**The task**
Going through the entries below, copy out each line that contains "geschiedt".

**Material provided**

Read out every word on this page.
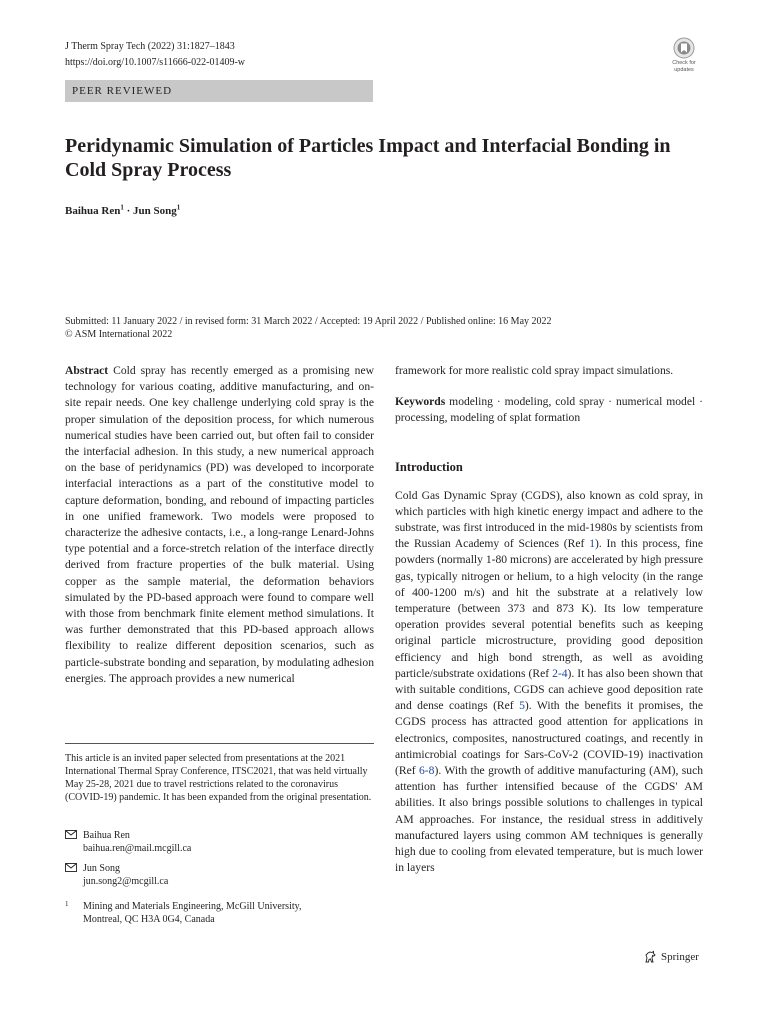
J Therm Spray Tech (2022) 31:1827–1843
https://doi.org/10.1007/s11666-022-01409-w	Check for
updates
PEER REVIEWED
Peridynamic Simulation of Particles Impact and Interfacial Bonding in Cold Spray Process
Baihua Ren$^1$ · Jun Song$^1$
Submitted: 11 January 2022 / in revised form: 31 March 2022 / Accepted: 19 April 2022 / Published online: 16 May 2022
© ASM International 2022
Abstract Cold spray has recently emerged as a promising new technology for various coating, additive manufacturing, and on-site repair needs. One key challenge underlying cold spray is the proper simulation of the deposition process, for which numerous numerical studies have been carried out, but often fail to consider the interfacial adhesion. In this study, a new numerical approach on the base of peridynamics (PD) was developed to incorporate interfacial interactions as a part of the constitutive model to capture deformation, bonding, and rebound of impacting particles in one unified framework. Two models were proposed to characterize the adhesive contacts, i.e., a long-range Lenard-Johns type potential and a force-stretch relation of the interface directly derived from fracture properties of the bulk material. Using copper as the sample material, the deformation behaviors simulated by the PD-based approach were found to compare well with those from benchmark finite element method simulations. It was further demonstrated that this PD-based approach allows flexibility to realize different deposition scenarios, such as particle-substrate bonding and separation, by modulating adhesion energies. The approach provides a new numerical
This article is an invited paper selected from presentations at the 2021 International Thermal Spray Conference, ITSC2021, that was held virtually May 25-28, 2021 due to travel restrictions related to the coronavirus (COVID-19) pandemic. It has been expanded from the original presentation.
Baihua Ren
baihua.ren@mail.mcgill.ca
Jun Song
jun.song2@mcgill.ca
1 Mining and Materials Engineering, McGill University,
Montreal, QC H3A 0G4, Canada
framework for more realistic cold spray impact simulations.
Keywords modeling · modeling, cold spray · numerical model · processing, modeling of splat formation
Introduction
Cold Gas Dynamic Spray (CGDS), also known as cold spray, in which particles with high kinetic energy impact and adhere to the substrate, was first introduced in the mid-1980s by scientists from the Russian Academy of Sciences (Ref 1). In this process, fine powders (normally 1-80 microns) are accelerated by high pressure gas, typically nitrogen or helium, to a high velocity (in the range of 400-1200 m/s) and hit the substrate at a relatively low temperature (between 373 and 873 K). Its low temperature operation provides several potential benefits such as keeping original particle microstructure, providing good deposition efficiency and high bond strength, as well as avoiding particle/substrate oxidations (Ref 2-4). It has also been shown that with suitable conditions, CGDS can achieve good deposition rate and dense coatings (Ref 5). With the benefits it promises, the CGDS process has attracted good attention for applications in electronics, composites, nanostructured coatings, and recently in antimicrobial coatings for Sars-CoV-2 (COVID-19) inactivation (Ref 6-8). With the growth of additive manufacturing (AM), such attention has further intensified because of the CGDS' AM abilities. It also brings possible solutions to challenges in typical AM approaches. For instance, the residual stress in additively manufactured layers using common AM techniques is generally high due to cooling from elevated temperature, but is much lower in layers
Springer
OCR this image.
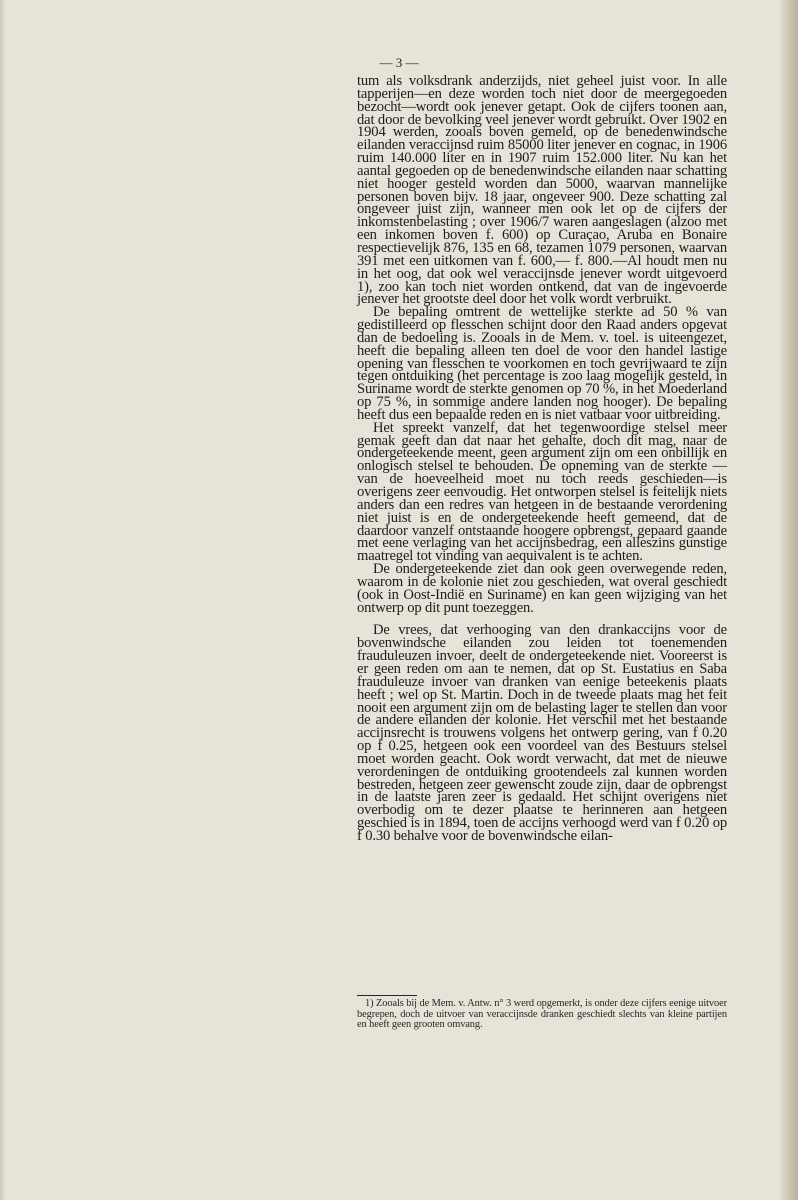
— 3 —

tum als volksdrank anderzijds, niet geheel juist voor. In alle tapperijen—en deze worden toch niet door de meergegoeden bezocht—wordt ook jenever getapt. Ook de cijfers toonen aan, dat door de bevolking veel jenever wordt gebruikt. Over 1902 en 1904 werden, zooals boven gemeld, op de benedenwindsche eilanden veraccijnsd ruim 85000 liter jenever en cognac, in 1906 ruim 140.000 liter en in 1907 ruim 152.000 liter. Nu kan het aantal gegoeden op de benedenwindsche eilanden naar schatting niet hooger gesteld worden dan 5000, waarvan mannelijke personen boven bijv. 18 jaar, ongeveer 900. Deze schatting zal ongeveer juist zijn, wanneer men ook let op de cijfers der inkomstenbelasting ; over 1906/7 waren aangeslagen (alzoo met een inkomen boven f. 600) op Curaçao, Aruba en Bonaire respectievelijk 876, 135 en 68, tezamen 1079 personen, waarvan 391 met een uitkomen van f. 600,— f. 800.—Al houdt men nu in het oog, dat ook wel veraccijnsde jenever wordt uitgevoerd 1), zoo kan toch niet worden ontkend, dat van de ingevoerde jenever het grootste deel door het volk wordt verbruikt.

De bepaling omtrent de wettelijke sterkte ad 50 % van gedistilleerd op flesschen schijnt door den Raad anders opgevat dan de bedoeling is. Zooals in de Mem. v. toel. is uiteengezet, heeft die bepaling alleen ten doel de voor den handel lastige opening van flesschen te voorkomen en toch gevrijwaard te zijn tegen ontduiking (het percentage is zoo laag mogelijk gesteld, in Suriname wordt de sterkte genomen op 70 %, in het Moederland op 75 %, in sommige andere landen nog hooger). De bepaling heeft dus een bepaalde reden en is niet vatbaar voor uitbreiding.

Het spreekt vanzelf, dat het tegenwoordige stelsel meer gemak geeft dan dat naar het gehalte, doch dit mag, naar de ondergeteekende meent, geen argument zijn om een onbillijk en onlogisch stelsel te behouden. De opneming van de sterkte — van de hoeveelheid moet nu toch reeds geschieden—is overigens zeer eenvoudig. Het ontworpen stelsel is feitelijk niets anders dan een redres van hetgeen in de bestaande verordening niet juist is en de ondergeteekende heeft gemeend, dat de daardoor vanzelf ontstaande hoogere opbrengst, gepaard gaande met eene verlaging van het accijnsbedrag, een alleszins gunstige maatregel tot vinding van aequivalent is te achten.

De ondergeteekende ziet dan ook geen overwegende reden, waarom in de kolonie niet zou geschieden, wat overal geschiedt (ook in Oost-Indië en Suriname) en kan geen wijziging van het ontwerp op dit punt toezeggen.

De vrees, dat verhooging van den drankaccijns voor de bovenwindsche eilanden zou leiden tot toenemenden frauduleuzen invoer, deelt de ondergeteekende niet. Vooreerst is er geen reden om aan te nemen, dat op St. Eustatius en Saba frauduleuze invoer van dranken van eenige beteekenis plaats heeft ; wel op St. Martin. Doch in de tweede plaats mag het feit nooit een argument zijn om de belasting lager te stellen dan voor de andere eilanden der kolonie. Het verschil met het bestaande accijnsrecht is trouwens volgens het ontwerp gering, van f 0.20 op f 0.25, hetgeen ook een voordeel van des Bestuurs stelsel moet worden geacht. Ook wordt verwacht, dat met de nieuwe verordeningen de ontduiking grootendeels zal kunnen worden bestreden, hetgeen zeer gewenscht zoude zijn, daar de opbrengst in de laatste jaren zeer is gedaald. Het schijnt overigens niet overbodig om te dezer plaatse te herinneren aan hetgeen geschied is in 1894, toen de accijns verhoogd werd van f 0.20 op f 0.30 behalve voor de bovenwindsche eilan-

1) Zooals bij de Mem. v. Antw. n° 3 werd opgemerkt, is onder deze cijfers eenige uitvoer begrepen, doch de uitvoer van veraccijnsde dranken geschiedt slechts van kleine partijen en heeft geen grooten omvang.
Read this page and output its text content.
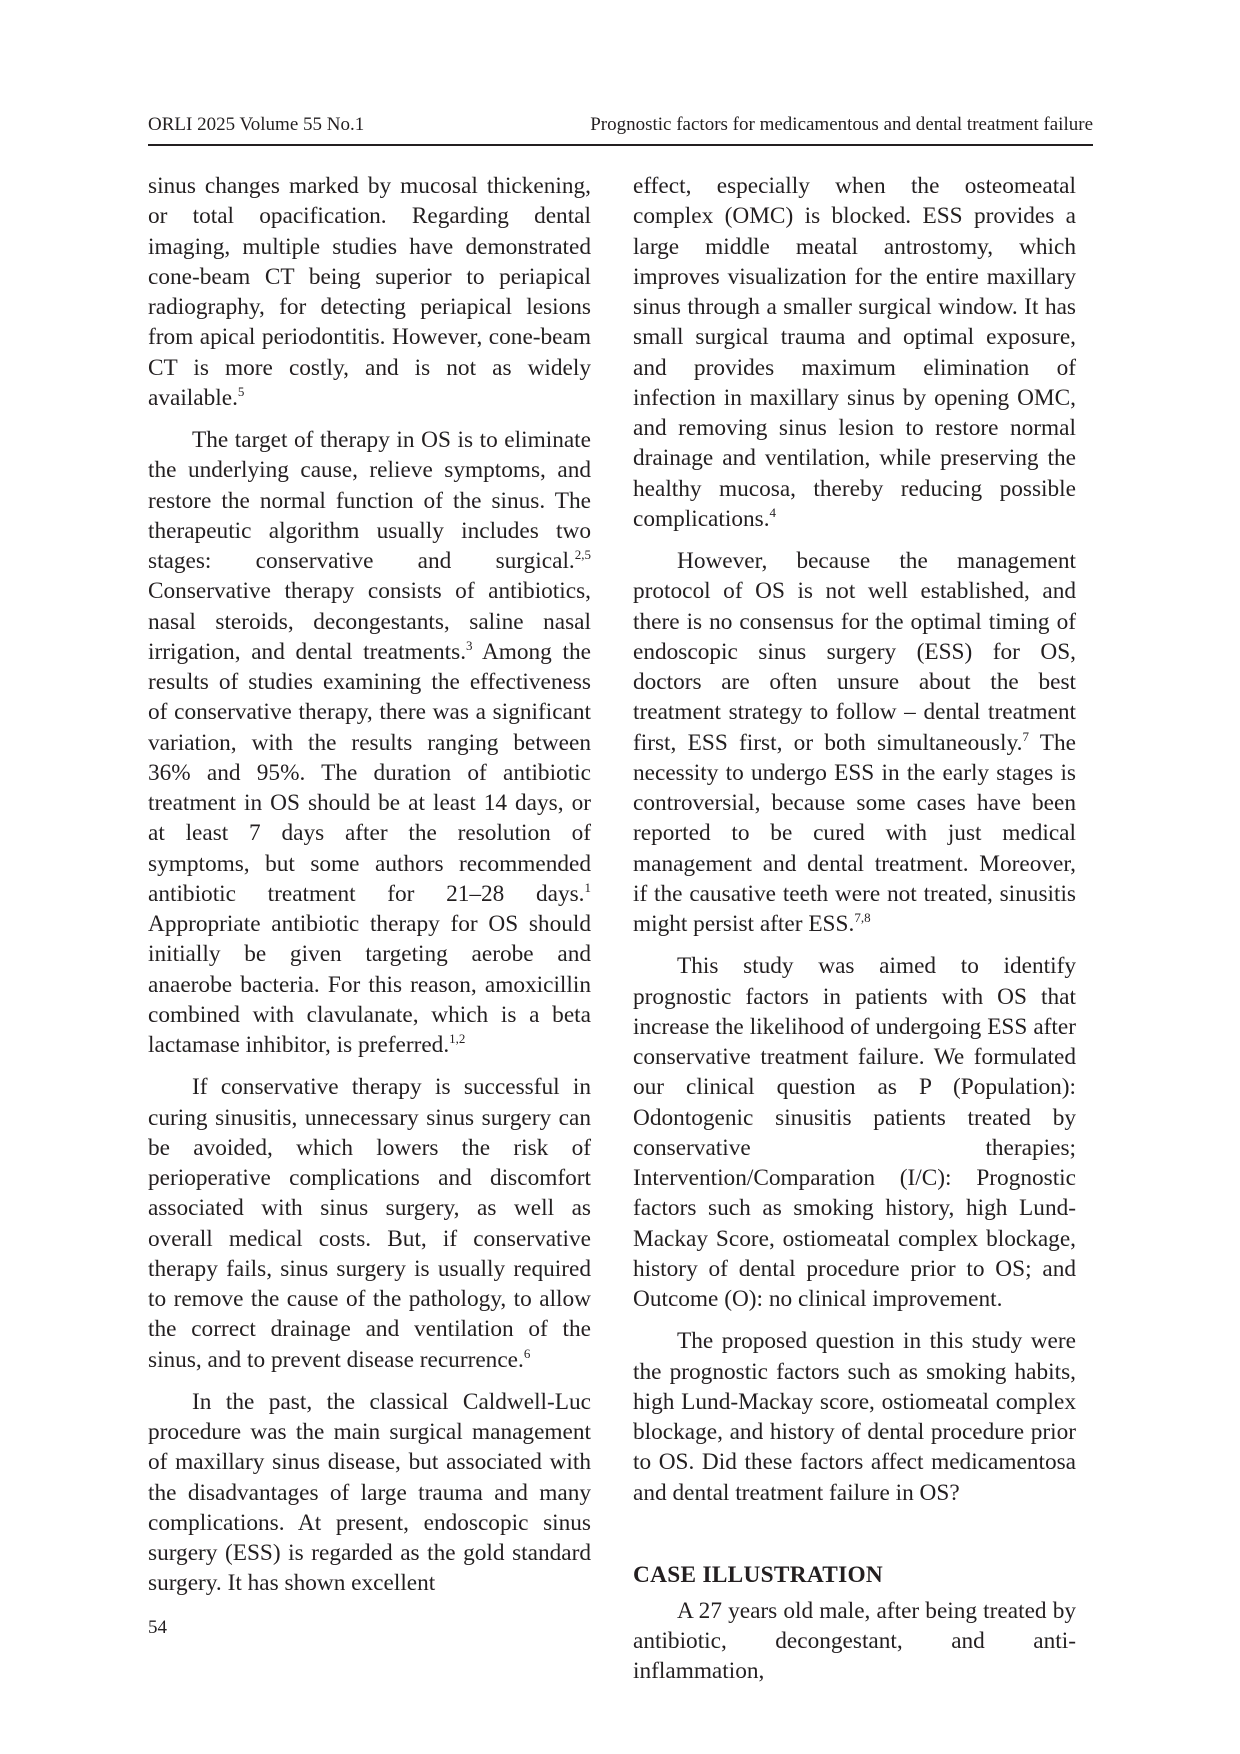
ORLI 2025 Volume 55 No.1	Prognostic factors for medicamentous and dental treatment failure

sinus changes marked by mucosal thickening, or total opacification. Regarding dental imaging, multiple studies have demonstrated cone-beam CT being superior to periapical radiography, for detecting periapical lesions from apical periodontitis. However, cone-beam CT is more costly, and is not as widely available.$^5$

The target of therapy in OS is to eliminate the underlying cause, relieve symptoms, and restore the normal function of the sinus. The therapeutic algorithm usually includes two stages: conservative and surgical.$^{2,5}$ Conservative therapy consists of antibiotics, nasal steroids, decongestants, saline nasal irrigation, and dental treatments.$^3$ Among the results of studies examining the effectiveness of conservative therapy, there was a significant variation, with the results ranging between 36% and 95%. The duration of antibiotic treatment in OS should be at least 14 days, or at least 7 days after the resolution of symptoms, but some authors recommended antibiotic treatment for 21–28 days.$^1$ Appropriate antibiotic therapy for OS should initially be given targeting aerobe and anaerobe bacteria. For this reason, amoxicillin combined with clavulanate, which is a beta lactamase inhibitor, is preferred.$^{1,2}$

If conservative therapy is successful in curing sinusitis, unnecessary sinus surgery can be avoided, which lowers the risk of perioperative complications and discomfort associated with sinus surgery, as well as overall medical costs. But, if conservative therapy fails, sinus surgery is usually required to remove the cause of the pathology, to allow the correct drainage and ventilation of the sinus, and to prevent disease recurrence.$^6$

In the past, the classical Caldwell-Luc procedure was the main surgical management of maxillary sinus disease, but associated with the disadvantages of large trauma and many complications. At present, endoscopic sinus surgery (ESS) is regarded as the gold standard surgery. It has shown excellent

effect, especially when the osteomeatal complex (OMC) is blocked. ESS provides a large middle meatal antrostomy, which improves visualization for the entire maxillary sinus through a smaller surgical window. It has small surgical trauma and optimal exposure, and provides maximum elimination of infection in maxillary sinus by opening OMC, and removing sinus lesion to restore normal drainage and ventilation, while preserving the healthy mucosa, thereby reducing possible complications.$^4$

However, because the management protocol of OS is not well established, and there is no consensus for the optimal timing of endoscopic sinus surgery (ESS) for OS, doctors are often unsure about the best treatment strategy to follow – dental treatment first, ESS first, or both simultaneously.$^7$ The necessity to undergo ESS in the early stages is controversial, because some cases have been reported to be cured with just medical management and dental treatment. Moreover, if the causative teeth were not treated, sinusitis might persist after ESS.$^{7,8}$

This study was aimed to identify prognostic factors in patients with OS that increase the likelihood of undergoing ESS after conservative treatment failure. We formulated our clinical question as P (Population): Odontogenic sinusitis patients treated by conservative therapies; Intervention/Comparation (I/C): Prognostic factors such as smoking history, high Lund-Mackay Score, ostiomeatal complex blockage, history of dental procedure prior to OS; and Outcome (O): no clinical improvement.

The proposed question in this study were the prognostic factors such as smoking habits, high Lund-Mackay score, ostiomeatal complex blockage, and history of dental procedure prior to OS. Did these factors affect medicamentosa and dental treatment failure in OS?

CASE ILLUSTRATION

A 27 years old male, after being treated by antibiotic, decongestant, and anti-inflammation,

54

**Task result**
De ondergeteekende ziet dan ook geen overwegende reden, waarom in de kolonie niet zou geschieden, wat overal geschiedt (ook in Oost-Indië en Suriname) en kan geen wijziging van het ontwerp op dit punt toezeggen.
1) Zooals bij de Mem. v. Antw. n° 3 werd opgemerkt, is onder deze cijfers eenige uitvoer begrepen, doch de uitvoer van veraccijnsde dranken geschiedt slechts van kleine partijen en heeft geen grooten omvang.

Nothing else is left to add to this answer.